What you need to do |
Copy out all lines with the word "document" in them.

Entries from a dataset:
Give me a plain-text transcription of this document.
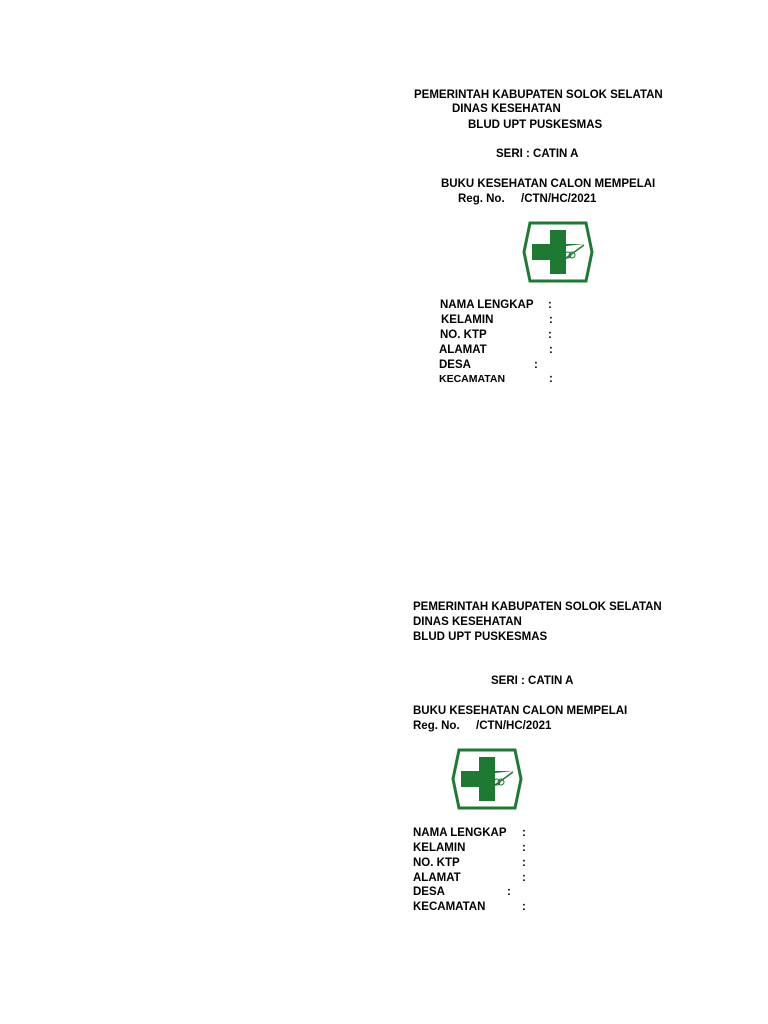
PEMERINTAH KABUPATEN SOLOK SELATAN
DINAS KESEHATAN
BLUD UPT PUSKESMAS
SERI : CATIN A
BUKU KESEHATAN CALON MEMPELAI
Reg. No. /CTN/HC/2021
NAMA LENGKAP :
KELAMIN	:
NO. KTP	:
ALAMAT	:
DESA	:
KECAMATAN	:
PEMERINTAH KABUPATEN SOLOK SELATAN
DINAS KESEHATAN
BLUD UPT PUSKESMAS
SERI : CATIN A
BUKU KESEHATAN CALON MEMPELAI
Reg. No. /CTN/HC/2021
NAMA LENGKAP :
KELAMIN	:
NO. KTP	:
ALAMAT	:
DESA	:
KECAMATAN	:
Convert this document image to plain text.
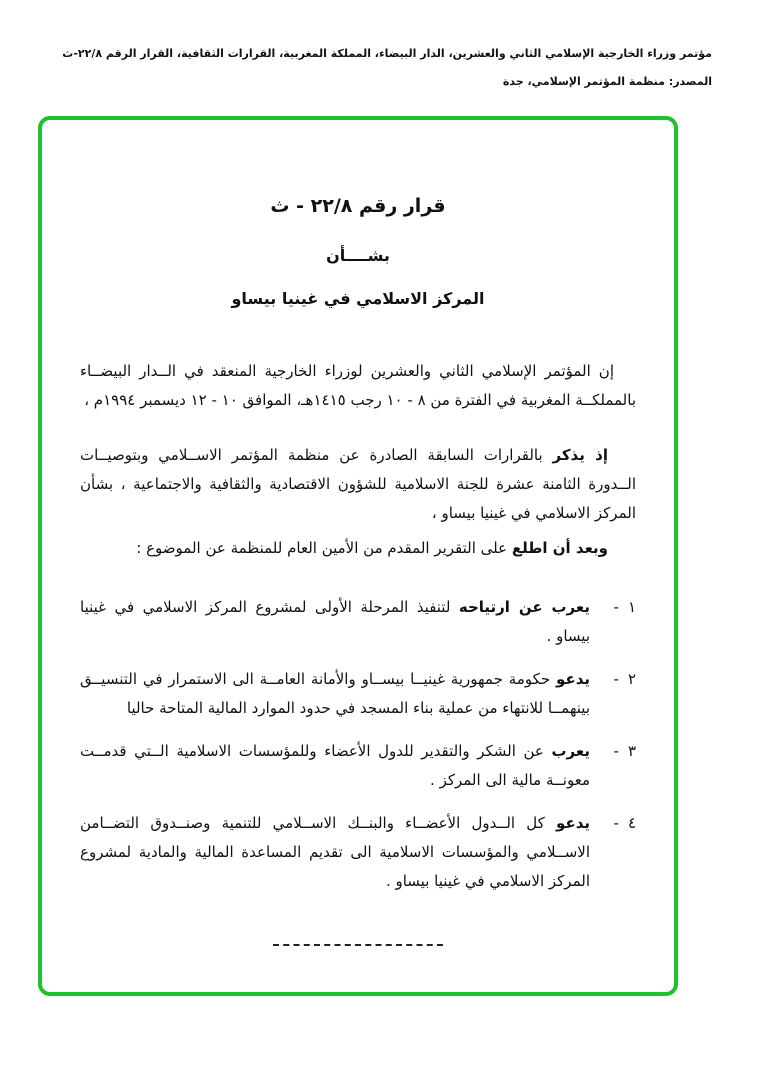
مؤتمر وزراء الخارجية الإسلامي الثاني والعشرين، الدار البيضاء، المملكة المغربية، القرارات الثقافية، القرار الرقم ٢٢/٨-ث
المصدر: منظمة المؤتمر الإسلامي، جدة
قرار رقم ٢٢/٨ - ث
بشــــأن
المركز الاسلامي في غينيا بيساو

إن المؤتمر الإسلامي الثاني والعشرين لوزراء الخارجية المنعقد في الــدار البيضــاء بالمملكــة المغربية في الفترة من ٨ - ١٠ رجب ١٤١٥هـ، الموافق ١٠ - ١٢ ديسمبر ١٩٩٤م ،

إذ يذكر بالقرارات السابقة الصادرة عن منظمة المؤتمر الاســلامي وبتوصيــات الــدورة الثامنة عشرة للجنة الاسلامية للشؤون الاقتصادية والثقافية والاجتماعية ، بشأن المركز الاسلامي في غينيا بيساو ،

وبعد أن اطلع على التقرير المقدم من الأمين العام للمنظمة عن الموضوع :

١
-
يعرب عن ارتياحه لتنفيذ المرحلة الأولى لمشروع المركز الاسلامي في غينيا بيساو .
٢
-
يدعو حكومة جمهورية غينيــا بيســاو والأمانة العامــة الى الاستمرار في التنسيــق بينهمــا للانتهاء من عملية بناء المسجد في حدود الموارد المالية المتاحة حاليا
٣
-
يعرب عن الشكر والتقدير للدول الأعضاء وللمؤسسات الاسلامية الــتي قدمــت معونــة مالية الى المركز .
٤
-
يدعو كل الــدول الأعضــاء والبنــك الاســلامي للتنمية وصنــدوق التضــامن الاســلامي والمؤسسات الاسلامية الى تقديم المساعدة المالية والمادية لمشروع المركز الاسلامي في غينيا بيساو .
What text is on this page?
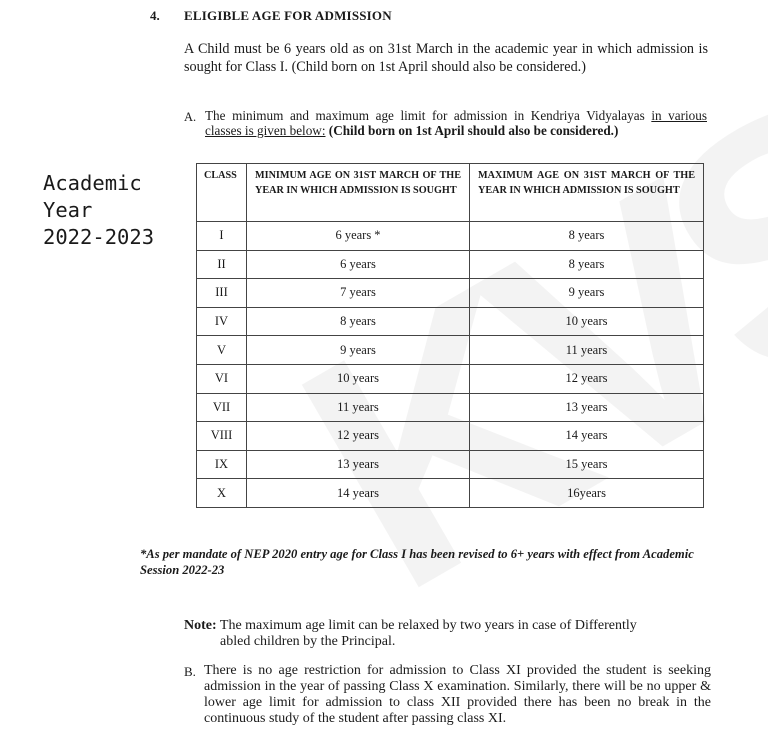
4. ELIGIBLE AGE FOR ADMISSION
A Child must be 6 years old as on 31st March in the academic year in which admission is sought for Class I. (Child born on 1st April should also be considered.)
A. The minimum and maximum age limit for admission in Kendriya Vidyalayas in various classes is given below: (Child born on 1st April should also be considered.)
Academic
Year
2022-2023
CLASS	MINIMUM AGE ON 31ST MARCH OF THE YEAR IN WHICH ADMISSION IS SOUGHT	MAXIMUM AGE ON 31ST MARCH OF THE YEAR IN WHICH ADMISSION IS SOUGHT
I	6 years *	8 years
II	6 years	8 years
III	7 years	9 years
IV	8 years	10 years
V	9 years	11 years
VI	10 years	12 years
VII	11 years	13 years
VIII	12 years	14 years
IX	13 years	15 years
X	14 years	16years
*As per mandate of NEP 2020 entry age for Class I has been revised to 6+ years with effect from Academic Session 2022-23
Note: The maximum age limit can be relaxed by two years in case of Differently
abled children by the Principal.
B. There is no age restriction for admission to Class XI provided the student is seeking admission in the year of passing Class X examination. Similarly, there will be no upper & lower age limit for admission to class XII provided there has been no break in the continuous study of the student after passing class XI.
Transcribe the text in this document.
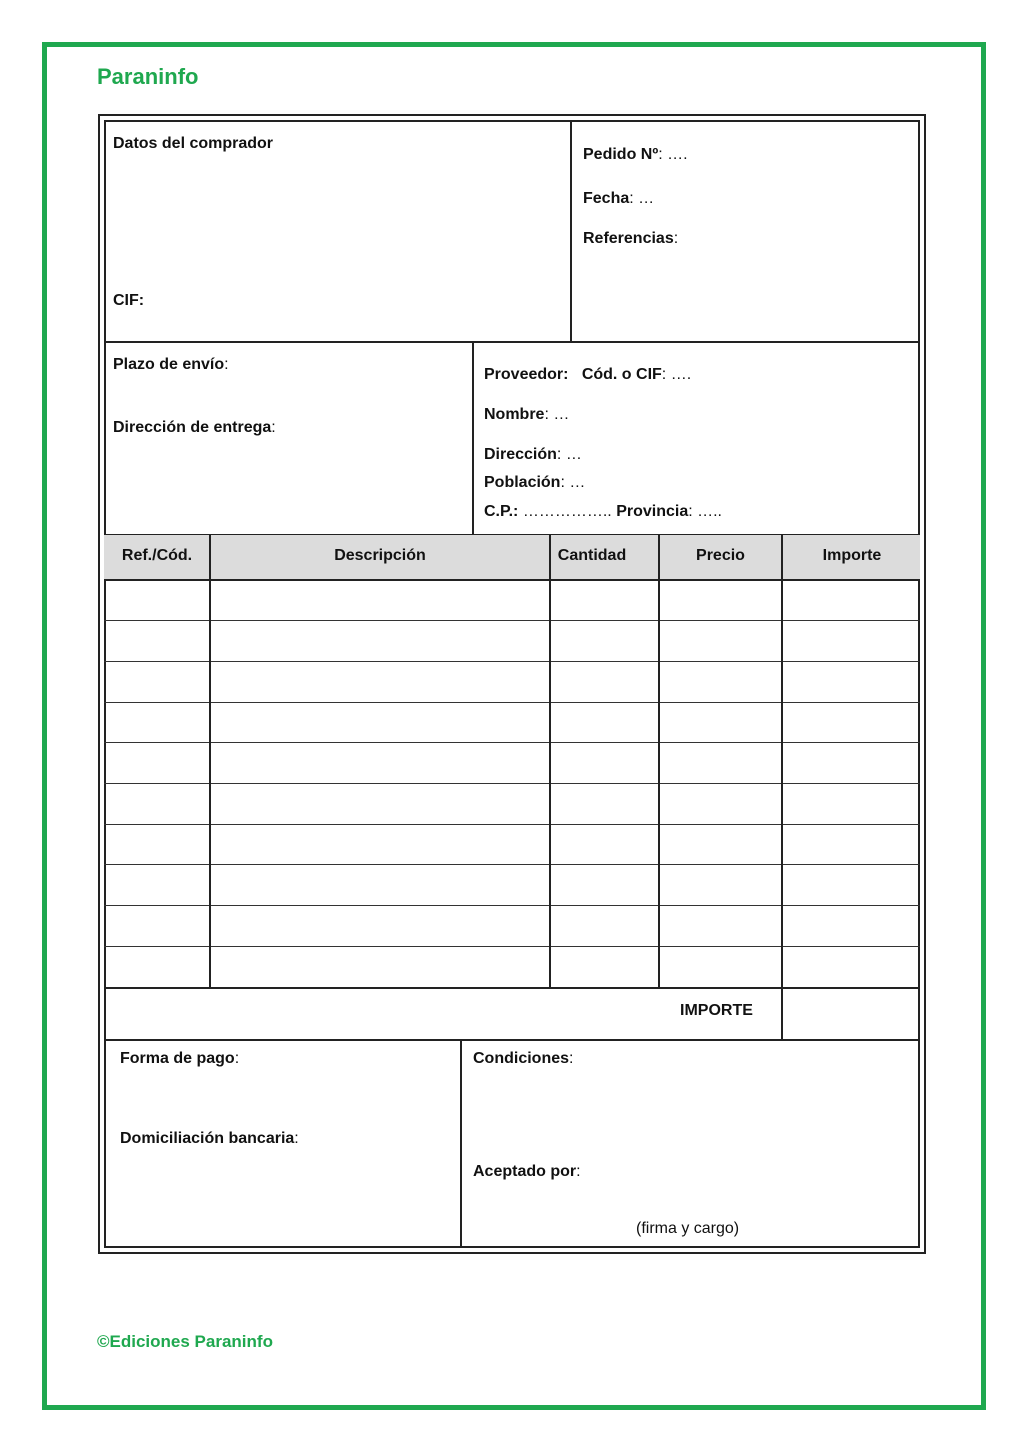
Paraninfo
Datos del comprador
CIF:
Pedido Nº: ….
Fecha: …
Referencias:
Plazo de envío:
Dirección de entrega:
Proveedor: Cód. o CIF: ….
Nombre: …
Dirección: …
Población: …
C.P.: …………….. Provincia: …..
Ref./Cód.	Descripción	Cantidad	Precio	Importe
IMPORTE
Forma de pago:
Domiciliación bancaria:
Condiciones:
Aceptado por:
(firma y cargo)
©Ediciones Paraninfo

Written response |
Give me a plain-text transcription of this document.
Convert this document image to plain text.
Transcribe the text in this document.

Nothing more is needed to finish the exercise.